_Your task_
Which lines run from the one containing "List UI elements" through the one containing "text-segment: 法人单位：法定代表人;非法人单位：投资人或合伙人 xyxy=(200,732,539,748)"? Extract those lines, including both ends, and reproduce them without changes.

-- Begin Material for this task --

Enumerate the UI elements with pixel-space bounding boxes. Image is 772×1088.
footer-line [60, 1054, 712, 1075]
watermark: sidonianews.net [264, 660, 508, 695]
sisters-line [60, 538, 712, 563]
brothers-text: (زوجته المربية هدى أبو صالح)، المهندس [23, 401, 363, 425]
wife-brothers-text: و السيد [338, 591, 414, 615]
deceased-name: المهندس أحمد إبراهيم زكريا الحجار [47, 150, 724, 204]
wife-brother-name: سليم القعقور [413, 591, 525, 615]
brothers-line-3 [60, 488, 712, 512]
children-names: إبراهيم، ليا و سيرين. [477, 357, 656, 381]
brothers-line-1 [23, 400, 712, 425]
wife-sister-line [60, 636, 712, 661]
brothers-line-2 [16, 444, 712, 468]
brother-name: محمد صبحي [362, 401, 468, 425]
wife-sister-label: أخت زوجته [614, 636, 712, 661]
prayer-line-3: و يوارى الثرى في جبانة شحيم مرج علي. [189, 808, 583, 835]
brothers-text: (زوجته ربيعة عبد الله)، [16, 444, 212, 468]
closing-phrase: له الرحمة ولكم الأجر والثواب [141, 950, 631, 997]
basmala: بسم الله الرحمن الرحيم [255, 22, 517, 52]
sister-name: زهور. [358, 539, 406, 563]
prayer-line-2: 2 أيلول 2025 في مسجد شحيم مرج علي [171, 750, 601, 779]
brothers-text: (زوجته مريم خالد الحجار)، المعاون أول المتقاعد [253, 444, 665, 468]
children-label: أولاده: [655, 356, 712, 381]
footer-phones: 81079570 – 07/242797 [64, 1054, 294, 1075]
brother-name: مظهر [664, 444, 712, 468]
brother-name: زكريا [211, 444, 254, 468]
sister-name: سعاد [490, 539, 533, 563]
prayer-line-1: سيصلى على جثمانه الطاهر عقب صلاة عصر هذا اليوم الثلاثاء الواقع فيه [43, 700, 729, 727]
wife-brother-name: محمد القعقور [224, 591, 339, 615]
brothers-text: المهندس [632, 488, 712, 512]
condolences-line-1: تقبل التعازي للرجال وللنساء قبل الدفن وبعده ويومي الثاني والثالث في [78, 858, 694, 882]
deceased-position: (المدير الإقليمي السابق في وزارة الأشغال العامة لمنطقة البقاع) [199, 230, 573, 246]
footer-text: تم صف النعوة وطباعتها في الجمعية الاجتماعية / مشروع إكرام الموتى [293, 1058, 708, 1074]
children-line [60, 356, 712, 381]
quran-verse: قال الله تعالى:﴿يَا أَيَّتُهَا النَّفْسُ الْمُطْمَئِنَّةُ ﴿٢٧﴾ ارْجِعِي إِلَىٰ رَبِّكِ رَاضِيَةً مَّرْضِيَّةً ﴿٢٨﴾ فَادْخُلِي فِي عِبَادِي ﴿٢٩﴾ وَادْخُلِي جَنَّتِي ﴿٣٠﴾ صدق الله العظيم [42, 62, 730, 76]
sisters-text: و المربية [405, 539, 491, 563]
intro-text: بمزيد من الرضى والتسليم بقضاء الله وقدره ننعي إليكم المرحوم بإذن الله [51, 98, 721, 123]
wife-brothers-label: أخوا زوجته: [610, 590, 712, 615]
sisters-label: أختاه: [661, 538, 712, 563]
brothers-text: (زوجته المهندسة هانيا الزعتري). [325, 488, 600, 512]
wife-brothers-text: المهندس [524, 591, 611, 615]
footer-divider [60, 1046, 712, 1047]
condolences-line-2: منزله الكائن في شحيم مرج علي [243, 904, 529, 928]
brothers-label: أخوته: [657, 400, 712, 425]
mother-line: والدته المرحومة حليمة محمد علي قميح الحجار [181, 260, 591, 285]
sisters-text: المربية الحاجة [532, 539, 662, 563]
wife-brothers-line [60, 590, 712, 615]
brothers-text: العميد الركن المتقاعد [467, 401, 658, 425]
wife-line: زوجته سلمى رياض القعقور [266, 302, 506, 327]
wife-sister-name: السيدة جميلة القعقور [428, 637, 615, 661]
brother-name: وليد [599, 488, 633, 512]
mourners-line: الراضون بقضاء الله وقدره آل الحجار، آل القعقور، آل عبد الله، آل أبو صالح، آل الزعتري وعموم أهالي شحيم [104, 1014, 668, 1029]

-- End Material for this task --
-- Begin Material for this task --

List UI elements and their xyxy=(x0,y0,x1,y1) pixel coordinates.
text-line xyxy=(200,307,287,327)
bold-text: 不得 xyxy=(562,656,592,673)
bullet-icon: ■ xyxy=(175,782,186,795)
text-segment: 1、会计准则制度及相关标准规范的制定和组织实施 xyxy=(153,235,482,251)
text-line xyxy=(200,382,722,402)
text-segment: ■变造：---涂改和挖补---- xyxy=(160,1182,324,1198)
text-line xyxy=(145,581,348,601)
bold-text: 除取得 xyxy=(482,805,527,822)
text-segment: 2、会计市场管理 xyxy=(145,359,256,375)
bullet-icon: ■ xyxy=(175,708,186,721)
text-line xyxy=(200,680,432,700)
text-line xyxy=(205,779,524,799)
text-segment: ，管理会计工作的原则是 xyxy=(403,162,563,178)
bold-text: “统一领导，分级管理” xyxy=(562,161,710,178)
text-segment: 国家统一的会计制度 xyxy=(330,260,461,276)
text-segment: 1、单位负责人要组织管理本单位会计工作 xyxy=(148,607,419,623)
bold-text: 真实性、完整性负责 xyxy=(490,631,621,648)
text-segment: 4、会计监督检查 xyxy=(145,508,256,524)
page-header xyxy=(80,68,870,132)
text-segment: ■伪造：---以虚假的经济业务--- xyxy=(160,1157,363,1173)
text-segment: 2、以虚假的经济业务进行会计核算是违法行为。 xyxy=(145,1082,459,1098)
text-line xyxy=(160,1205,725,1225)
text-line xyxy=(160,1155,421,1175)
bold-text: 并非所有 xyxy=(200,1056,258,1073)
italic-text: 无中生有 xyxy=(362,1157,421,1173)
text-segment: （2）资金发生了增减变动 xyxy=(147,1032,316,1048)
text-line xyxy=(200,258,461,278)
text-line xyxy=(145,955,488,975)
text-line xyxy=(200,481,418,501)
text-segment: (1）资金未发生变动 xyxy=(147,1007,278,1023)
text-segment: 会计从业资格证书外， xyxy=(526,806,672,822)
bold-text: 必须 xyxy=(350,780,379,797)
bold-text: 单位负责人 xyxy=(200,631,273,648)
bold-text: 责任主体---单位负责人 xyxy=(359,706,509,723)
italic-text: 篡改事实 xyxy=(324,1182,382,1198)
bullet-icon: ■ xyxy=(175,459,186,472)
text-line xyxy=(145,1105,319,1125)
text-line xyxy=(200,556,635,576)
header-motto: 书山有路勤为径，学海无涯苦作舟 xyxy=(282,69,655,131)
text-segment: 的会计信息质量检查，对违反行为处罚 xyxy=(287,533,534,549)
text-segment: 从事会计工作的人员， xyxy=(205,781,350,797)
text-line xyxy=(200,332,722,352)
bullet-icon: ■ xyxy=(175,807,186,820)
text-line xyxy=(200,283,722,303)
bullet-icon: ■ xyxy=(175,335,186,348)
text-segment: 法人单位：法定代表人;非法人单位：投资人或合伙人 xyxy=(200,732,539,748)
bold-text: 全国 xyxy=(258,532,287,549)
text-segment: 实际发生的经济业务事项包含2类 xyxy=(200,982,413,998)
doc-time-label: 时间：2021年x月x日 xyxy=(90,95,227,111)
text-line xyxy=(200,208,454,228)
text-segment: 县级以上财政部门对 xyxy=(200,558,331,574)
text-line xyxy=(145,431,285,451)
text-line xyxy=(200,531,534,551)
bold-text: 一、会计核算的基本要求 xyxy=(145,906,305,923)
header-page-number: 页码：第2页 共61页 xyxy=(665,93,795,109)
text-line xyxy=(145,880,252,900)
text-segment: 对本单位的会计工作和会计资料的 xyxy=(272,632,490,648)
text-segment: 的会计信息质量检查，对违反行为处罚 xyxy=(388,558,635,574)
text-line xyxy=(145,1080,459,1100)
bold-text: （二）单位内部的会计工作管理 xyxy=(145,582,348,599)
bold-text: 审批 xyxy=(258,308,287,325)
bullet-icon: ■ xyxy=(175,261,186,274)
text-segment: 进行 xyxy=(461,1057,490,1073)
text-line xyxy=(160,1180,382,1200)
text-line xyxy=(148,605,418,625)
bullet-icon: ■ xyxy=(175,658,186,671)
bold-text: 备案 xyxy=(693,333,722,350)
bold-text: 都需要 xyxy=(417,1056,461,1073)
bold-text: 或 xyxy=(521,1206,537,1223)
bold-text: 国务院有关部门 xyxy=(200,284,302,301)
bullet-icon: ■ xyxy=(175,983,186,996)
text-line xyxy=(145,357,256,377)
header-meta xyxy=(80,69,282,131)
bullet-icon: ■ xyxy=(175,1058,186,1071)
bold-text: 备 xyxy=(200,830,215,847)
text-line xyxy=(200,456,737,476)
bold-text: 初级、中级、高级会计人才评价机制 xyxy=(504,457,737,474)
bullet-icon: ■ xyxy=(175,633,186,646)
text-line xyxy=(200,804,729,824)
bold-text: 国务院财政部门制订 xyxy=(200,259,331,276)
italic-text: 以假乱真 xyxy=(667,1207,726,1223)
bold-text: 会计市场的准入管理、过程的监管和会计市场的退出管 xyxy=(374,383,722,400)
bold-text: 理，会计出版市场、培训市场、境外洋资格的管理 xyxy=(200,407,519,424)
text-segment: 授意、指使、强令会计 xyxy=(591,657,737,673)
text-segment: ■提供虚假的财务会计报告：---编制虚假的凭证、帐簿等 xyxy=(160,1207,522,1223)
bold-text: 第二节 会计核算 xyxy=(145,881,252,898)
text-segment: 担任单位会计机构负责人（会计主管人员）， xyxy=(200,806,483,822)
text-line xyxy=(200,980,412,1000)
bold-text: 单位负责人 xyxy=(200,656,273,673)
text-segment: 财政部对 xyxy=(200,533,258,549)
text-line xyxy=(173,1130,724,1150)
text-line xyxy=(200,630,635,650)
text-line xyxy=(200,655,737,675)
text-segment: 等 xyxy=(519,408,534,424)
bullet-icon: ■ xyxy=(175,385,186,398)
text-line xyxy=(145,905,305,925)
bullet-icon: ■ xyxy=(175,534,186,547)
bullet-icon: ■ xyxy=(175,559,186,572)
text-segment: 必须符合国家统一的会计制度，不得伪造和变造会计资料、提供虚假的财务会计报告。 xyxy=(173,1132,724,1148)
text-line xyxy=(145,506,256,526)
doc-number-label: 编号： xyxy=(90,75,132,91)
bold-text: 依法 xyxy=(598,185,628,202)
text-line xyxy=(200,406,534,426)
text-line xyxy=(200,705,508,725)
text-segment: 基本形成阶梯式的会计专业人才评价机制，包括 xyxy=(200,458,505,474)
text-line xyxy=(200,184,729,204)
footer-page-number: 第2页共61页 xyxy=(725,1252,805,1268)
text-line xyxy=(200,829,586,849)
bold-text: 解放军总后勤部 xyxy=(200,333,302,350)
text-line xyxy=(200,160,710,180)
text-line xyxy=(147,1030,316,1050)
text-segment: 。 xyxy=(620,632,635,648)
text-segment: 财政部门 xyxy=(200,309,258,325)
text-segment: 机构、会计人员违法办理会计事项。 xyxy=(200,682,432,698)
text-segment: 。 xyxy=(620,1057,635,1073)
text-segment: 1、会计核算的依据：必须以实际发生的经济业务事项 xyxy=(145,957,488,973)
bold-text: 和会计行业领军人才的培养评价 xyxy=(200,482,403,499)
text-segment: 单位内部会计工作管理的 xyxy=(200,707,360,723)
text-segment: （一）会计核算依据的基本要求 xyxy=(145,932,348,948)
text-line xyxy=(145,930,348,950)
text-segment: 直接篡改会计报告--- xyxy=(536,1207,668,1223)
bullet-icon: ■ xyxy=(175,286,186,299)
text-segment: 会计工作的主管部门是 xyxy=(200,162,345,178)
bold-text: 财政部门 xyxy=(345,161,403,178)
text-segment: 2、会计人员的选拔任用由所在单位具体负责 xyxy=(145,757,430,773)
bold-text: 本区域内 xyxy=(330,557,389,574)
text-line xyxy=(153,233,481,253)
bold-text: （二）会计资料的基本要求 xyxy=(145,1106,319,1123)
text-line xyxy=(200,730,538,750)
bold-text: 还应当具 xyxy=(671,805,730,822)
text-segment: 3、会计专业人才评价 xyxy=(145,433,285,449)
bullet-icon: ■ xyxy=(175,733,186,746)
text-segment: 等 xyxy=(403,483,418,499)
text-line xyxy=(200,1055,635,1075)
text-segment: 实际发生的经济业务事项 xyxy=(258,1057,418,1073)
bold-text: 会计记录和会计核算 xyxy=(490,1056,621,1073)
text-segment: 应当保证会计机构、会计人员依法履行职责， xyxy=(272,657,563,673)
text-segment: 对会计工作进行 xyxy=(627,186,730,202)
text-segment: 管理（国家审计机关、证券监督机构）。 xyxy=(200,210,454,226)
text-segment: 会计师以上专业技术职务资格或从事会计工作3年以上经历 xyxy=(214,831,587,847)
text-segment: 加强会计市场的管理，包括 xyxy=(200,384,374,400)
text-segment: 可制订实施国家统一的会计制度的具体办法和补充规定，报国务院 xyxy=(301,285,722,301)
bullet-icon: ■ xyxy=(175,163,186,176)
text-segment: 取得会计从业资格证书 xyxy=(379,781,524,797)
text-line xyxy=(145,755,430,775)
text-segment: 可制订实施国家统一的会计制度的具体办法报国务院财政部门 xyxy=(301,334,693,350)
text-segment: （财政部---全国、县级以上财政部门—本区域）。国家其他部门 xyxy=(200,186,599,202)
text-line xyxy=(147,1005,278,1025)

-- End Material for this task --

_Exercise result_
List UI elements and their xyxy=(x0,y0,x1,y1) pixel coordinates.
text-line xyxy=(200,307,287,327)
bold-text: 不得 xyxy=(562,656,592,673)
bullet-icon: ■ xyxy=(175,782,186,795)
text-segment: 1、会计准则制度及相关标准规范的制定和组织实施 xyxy=(153,235,482,251)
text-line xyxy=(200,382,722,402)
text-segment: ■变造：---涂改和挖补---- xyxy=(160,1182,324,1198)
text-line xyxy=(145,581,348,601)
bold-text: 除取得 xyxy=(482,805,527,822)
text-segment: 2、会计市场管理 xyxy=(145,359,256,375)
bullet-icon: ■ xyxy=(175,708,186,721)
text-line xyxy=(200,680,432,700)
text-line xyxy=(205,779,524,799)
text-segment: ，管理会计工作的原则是 xyxy=(403,162,563,178)
bold-text: “统一领导，分级管理” xyxy=(562,161,710,178)
text-segment: 国家统一的会计制度 xyxy=(330,260,461,276)
text-segment: 1、单位负责人要组织管理本单位会计工作 xyxy=(148,607,419,623)
bold-text: 真实性、完整性负责 xyxy=(490,631,621,648)
text-segment: 4、会计监督检查 xyxy=(145,508,256,524)
page-header xyxy=(80,68,870,132)
text-segment: ■伪造：---以虚假的经济业务--- xyxy=(160,1157,363,1173)
text-segment: 2、以虚假的经济业务进行会计核算是违法行为。 xyxy=(145,1082,459,1098)
text-line xyxy=(160,1205,725,1225)
text-line xyxy=(160,1155,421,1175)
bold-text: 并非所有 xyxy=(200,1056,258,1073)
italic-text: 无中生有 xyxy=(362,1157,421,1173)
text-segment: （2）资金发生了增减变动 xyxy=(147,1032,316,1048)
text-line xyxy=(200,258,461,278)
text-line xyxy=(145,955,488,975)
text-line xyxy=(200,481,418,501)
text-segment: (1）资金未发生变动 xyxy=(147,1007,278,1023)
text-segment: 会计从业资格证书外， xyxy=(526,806,672,822)
bold-text: 必须 xyxy=(350,780,379,797)
bold-text: 单位负责人 xyxy=(200,631,273,648)
bold-text: 责任主体---单位负责人 xyxy=(359,706,509,723)
italic-text: 篡改事实 xyxy=(324,1182,382,1198)
bullet-icon: ■ xyxy=(175,459,186,472)
text-line xyxy=(145,1105,319,1125)
text-line xyxy=(200,556,635,576)
header-motto: 书山有路勤为径，学海无涯苦作舟 xyxy=(282,69,655,131)
text-segment: 的会计信息质量检查，对违反行为处罚 xyxy=(287,533,534,549)
text-segment: 从事会计工作的人员， xyxy=(205,781,350,797)
text-line xyxy=(200,332,722,352)
bullet-icon: ■ xyxy=(175,807,186,820)
text-line xyxy=(200,283,722,303)
bullet-icon: ■ xyxy=(175,335,186,348)
text-segment: 法人单位：法定代表人;非法人单位：投资人或合伙人 xyxy=(200,732,539,748)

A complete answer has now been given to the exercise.